The request
Find the word "content" in the listing; pull out each line holding it.

Items

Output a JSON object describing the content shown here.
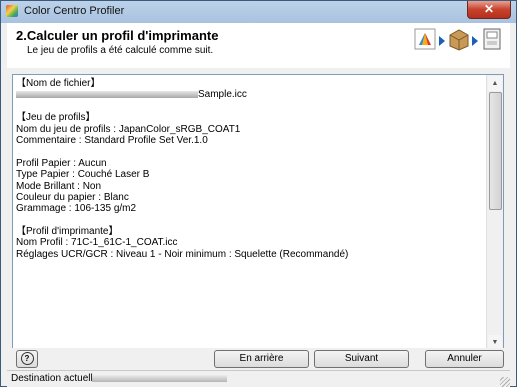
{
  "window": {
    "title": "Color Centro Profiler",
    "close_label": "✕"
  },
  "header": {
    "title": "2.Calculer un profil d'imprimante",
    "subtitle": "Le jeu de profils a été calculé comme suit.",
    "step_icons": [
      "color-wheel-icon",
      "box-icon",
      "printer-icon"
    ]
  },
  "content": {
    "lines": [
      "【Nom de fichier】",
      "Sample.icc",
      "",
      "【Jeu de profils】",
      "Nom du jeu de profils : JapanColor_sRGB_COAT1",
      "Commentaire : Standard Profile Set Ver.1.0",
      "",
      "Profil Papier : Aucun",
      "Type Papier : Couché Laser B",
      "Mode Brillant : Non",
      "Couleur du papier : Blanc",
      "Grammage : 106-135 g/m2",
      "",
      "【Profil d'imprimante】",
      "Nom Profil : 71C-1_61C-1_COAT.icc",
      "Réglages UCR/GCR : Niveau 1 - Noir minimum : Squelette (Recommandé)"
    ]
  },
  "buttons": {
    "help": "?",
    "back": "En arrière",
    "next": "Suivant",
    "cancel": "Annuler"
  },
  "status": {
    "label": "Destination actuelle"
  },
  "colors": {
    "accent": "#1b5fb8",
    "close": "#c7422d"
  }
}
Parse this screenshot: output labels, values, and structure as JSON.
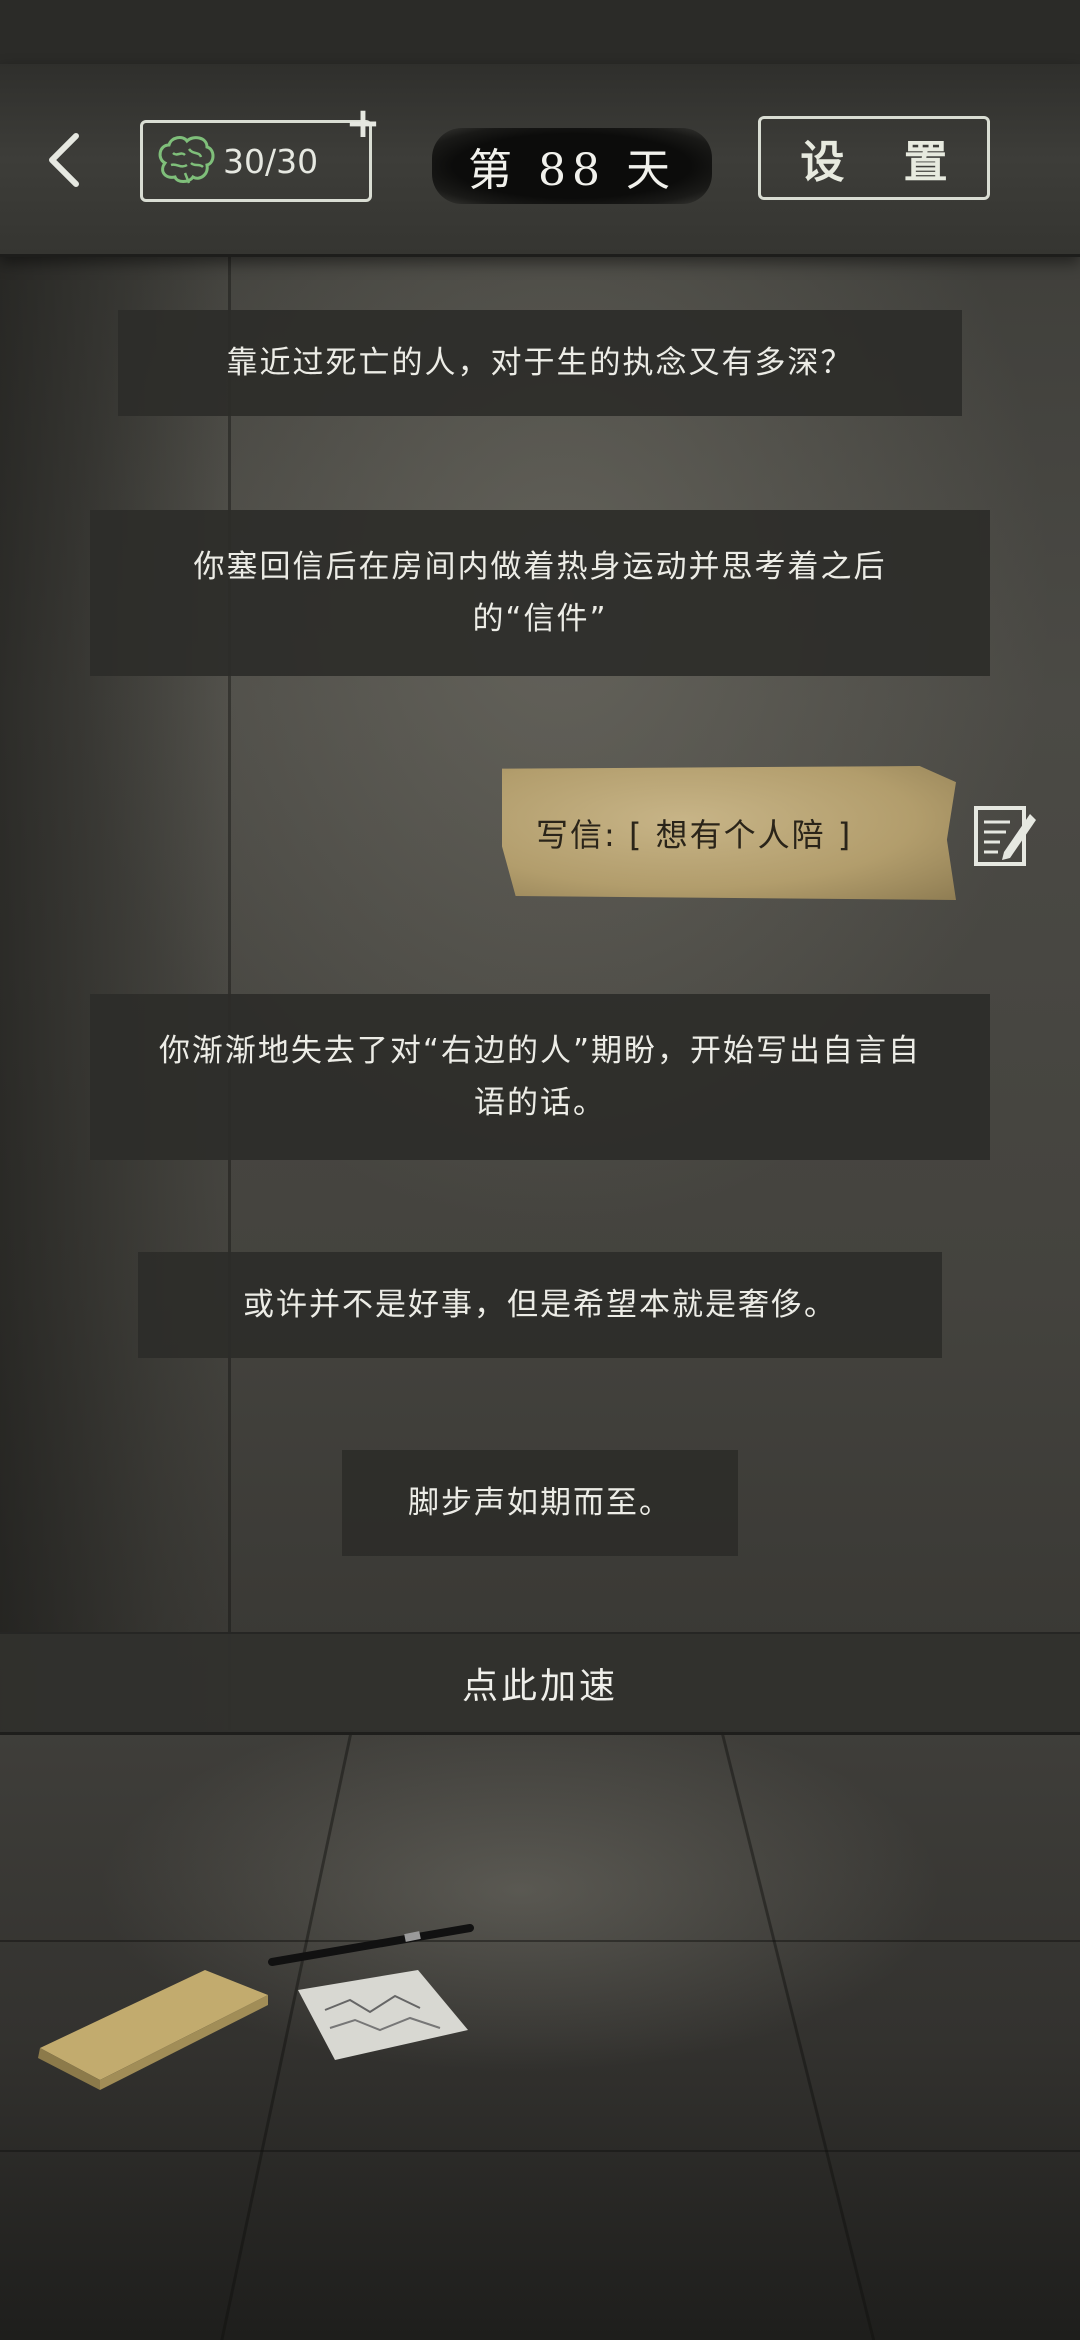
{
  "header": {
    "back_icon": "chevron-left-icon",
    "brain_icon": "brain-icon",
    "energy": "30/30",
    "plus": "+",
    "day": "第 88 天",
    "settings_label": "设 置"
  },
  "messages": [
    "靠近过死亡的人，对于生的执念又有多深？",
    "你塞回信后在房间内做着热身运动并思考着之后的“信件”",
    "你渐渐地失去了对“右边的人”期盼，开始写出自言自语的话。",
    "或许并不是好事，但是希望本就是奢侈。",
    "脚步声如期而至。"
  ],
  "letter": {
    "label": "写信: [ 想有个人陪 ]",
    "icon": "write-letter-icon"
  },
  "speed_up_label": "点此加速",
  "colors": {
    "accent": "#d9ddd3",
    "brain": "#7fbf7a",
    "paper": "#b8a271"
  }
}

--

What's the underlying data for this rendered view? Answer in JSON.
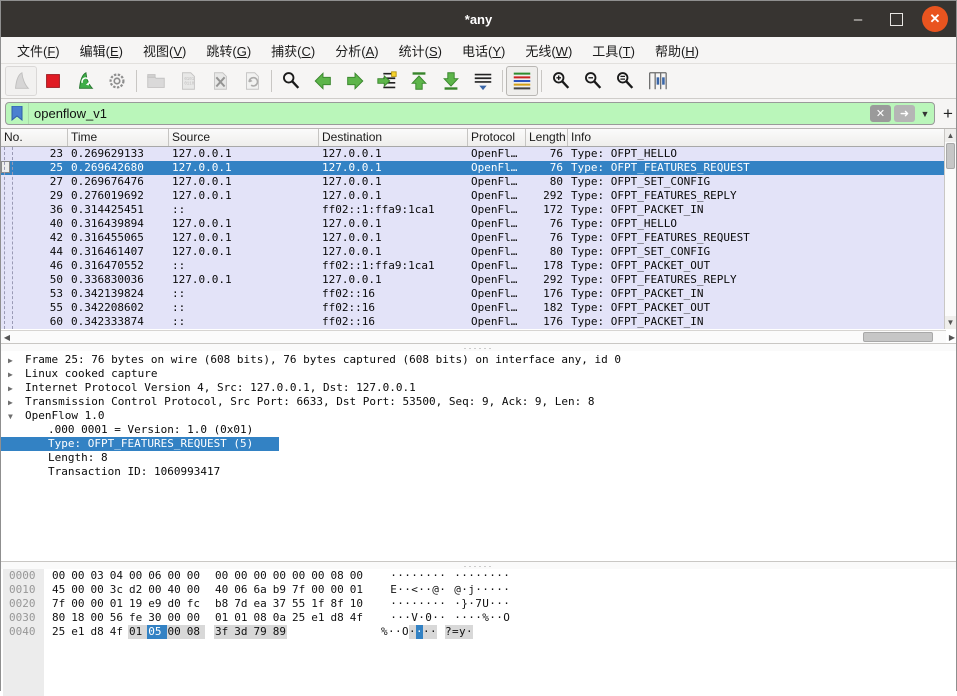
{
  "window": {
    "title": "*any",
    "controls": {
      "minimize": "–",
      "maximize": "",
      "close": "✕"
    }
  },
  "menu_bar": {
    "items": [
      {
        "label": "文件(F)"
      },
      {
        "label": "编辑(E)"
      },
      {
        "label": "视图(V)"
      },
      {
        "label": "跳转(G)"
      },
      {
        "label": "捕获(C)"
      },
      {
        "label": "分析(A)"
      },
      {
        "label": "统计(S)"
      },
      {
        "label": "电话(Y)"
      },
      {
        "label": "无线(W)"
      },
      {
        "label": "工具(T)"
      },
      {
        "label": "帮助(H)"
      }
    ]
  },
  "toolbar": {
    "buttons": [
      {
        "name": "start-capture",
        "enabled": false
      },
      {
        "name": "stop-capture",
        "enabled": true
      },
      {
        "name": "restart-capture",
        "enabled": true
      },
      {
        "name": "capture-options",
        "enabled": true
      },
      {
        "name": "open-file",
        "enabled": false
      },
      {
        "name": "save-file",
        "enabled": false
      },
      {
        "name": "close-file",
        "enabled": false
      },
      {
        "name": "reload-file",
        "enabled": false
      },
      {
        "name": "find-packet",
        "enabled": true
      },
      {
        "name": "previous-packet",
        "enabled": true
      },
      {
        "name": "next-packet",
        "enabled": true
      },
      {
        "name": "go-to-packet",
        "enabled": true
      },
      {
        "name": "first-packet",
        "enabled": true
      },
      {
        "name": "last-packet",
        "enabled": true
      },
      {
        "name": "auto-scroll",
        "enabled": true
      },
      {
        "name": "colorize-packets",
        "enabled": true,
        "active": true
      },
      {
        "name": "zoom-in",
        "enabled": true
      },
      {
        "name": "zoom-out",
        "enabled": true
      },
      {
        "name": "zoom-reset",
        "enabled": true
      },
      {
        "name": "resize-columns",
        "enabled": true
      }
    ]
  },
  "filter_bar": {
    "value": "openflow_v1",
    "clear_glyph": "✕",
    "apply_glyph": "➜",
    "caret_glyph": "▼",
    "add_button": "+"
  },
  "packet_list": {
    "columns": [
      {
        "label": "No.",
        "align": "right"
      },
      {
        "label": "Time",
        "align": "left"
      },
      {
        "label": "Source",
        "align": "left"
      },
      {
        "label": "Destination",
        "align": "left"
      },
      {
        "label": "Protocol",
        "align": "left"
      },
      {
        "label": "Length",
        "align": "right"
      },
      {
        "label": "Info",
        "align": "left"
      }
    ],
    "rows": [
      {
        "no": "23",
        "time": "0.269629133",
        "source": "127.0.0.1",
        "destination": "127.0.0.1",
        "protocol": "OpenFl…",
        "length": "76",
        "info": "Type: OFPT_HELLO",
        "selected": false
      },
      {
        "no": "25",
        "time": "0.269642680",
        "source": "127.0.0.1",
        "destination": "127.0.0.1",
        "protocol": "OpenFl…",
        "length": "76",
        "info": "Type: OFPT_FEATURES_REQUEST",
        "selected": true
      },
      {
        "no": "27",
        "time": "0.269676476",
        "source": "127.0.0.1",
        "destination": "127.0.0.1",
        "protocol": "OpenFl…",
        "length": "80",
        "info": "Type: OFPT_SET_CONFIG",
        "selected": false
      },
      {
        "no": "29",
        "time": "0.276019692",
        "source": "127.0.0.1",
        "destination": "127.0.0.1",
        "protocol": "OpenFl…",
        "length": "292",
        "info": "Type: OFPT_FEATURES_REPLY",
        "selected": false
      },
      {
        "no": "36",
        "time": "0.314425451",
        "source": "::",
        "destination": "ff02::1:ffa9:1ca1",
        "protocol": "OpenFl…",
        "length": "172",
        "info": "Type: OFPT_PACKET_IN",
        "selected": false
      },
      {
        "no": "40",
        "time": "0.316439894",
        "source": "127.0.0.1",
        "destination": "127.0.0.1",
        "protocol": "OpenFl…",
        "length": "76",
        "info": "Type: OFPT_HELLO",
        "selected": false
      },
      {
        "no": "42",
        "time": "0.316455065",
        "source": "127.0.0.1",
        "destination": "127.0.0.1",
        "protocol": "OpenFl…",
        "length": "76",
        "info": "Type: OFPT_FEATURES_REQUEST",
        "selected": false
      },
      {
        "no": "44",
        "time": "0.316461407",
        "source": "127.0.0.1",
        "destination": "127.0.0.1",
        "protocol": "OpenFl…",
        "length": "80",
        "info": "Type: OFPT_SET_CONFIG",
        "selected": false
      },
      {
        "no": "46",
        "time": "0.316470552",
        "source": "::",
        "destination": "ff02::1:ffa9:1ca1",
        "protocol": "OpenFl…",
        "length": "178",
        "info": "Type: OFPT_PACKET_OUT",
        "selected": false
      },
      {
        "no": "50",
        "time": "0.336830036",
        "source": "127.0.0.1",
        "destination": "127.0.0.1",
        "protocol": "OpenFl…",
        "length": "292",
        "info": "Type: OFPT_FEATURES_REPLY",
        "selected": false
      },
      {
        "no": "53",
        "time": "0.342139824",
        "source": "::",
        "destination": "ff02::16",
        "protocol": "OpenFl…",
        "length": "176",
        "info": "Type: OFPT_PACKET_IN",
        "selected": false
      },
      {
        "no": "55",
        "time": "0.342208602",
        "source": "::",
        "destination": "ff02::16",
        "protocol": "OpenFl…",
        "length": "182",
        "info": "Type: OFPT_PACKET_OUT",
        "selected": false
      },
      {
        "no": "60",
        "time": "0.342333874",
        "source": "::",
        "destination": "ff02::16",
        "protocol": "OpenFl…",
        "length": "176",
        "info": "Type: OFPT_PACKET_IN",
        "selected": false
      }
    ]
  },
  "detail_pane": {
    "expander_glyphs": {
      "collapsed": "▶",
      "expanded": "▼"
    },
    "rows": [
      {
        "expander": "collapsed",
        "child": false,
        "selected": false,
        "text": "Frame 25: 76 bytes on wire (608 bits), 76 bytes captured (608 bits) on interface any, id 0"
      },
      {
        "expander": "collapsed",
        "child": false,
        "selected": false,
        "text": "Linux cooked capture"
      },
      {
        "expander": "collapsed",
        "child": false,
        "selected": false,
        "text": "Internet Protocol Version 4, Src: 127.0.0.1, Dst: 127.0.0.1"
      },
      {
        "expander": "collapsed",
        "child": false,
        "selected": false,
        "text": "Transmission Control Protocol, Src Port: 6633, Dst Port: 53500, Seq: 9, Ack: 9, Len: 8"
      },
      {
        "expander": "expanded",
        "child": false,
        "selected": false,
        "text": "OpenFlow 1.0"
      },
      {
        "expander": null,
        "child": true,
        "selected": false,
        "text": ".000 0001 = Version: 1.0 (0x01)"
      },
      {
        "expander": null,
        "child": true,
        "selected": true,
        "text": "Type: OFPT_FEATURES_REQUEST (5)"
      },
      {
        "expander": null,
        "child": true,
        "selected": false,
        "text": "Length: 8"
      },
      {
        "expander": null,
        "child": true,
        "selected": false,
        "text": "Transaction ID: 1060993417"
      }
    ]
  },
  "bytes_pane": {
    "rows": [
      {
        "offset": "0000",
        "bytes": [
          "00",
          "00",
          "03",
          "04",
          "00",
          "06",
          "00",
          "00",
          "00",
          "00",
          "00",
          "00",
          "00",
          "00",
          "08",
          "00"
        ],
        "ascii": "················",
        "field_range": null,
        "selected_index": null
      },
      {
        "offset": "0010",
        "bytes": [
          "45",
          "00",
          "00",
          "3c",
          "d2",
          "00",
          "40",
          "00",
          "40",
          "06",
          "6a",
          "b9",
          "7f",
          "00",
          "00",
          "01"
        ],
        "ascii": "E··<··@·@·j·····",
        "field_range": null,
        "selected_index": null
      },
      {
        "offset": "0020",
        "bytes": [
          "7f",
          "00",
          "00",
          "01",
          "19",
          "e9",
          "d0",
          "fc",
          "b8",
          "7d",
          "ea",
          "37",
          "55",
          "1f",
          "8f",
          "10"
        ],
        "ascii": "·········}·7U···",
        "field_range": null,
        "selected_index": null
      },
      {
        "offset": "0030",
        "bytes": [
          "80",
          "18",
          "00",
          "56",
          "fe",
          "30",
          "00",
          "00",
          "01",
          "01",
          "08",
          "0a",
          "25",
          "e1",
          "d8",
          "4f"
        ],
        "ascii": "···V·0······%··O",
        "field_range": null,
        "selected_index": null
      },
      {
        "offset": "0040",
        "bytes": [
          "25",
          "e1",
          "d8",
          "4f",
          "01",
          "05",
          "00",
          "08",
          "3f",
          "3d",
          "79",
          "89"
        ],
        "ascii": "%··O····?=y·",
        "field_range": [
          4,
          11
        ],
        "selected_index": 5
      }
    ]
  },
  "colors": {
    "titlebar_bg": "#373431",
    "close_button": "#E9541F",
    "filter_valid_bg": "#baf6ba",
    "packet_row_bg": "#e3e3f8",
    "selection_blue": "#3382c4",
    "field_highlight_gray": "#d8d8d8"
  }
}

Solution below
Output a JSON object describing the content shown here.
  "content": {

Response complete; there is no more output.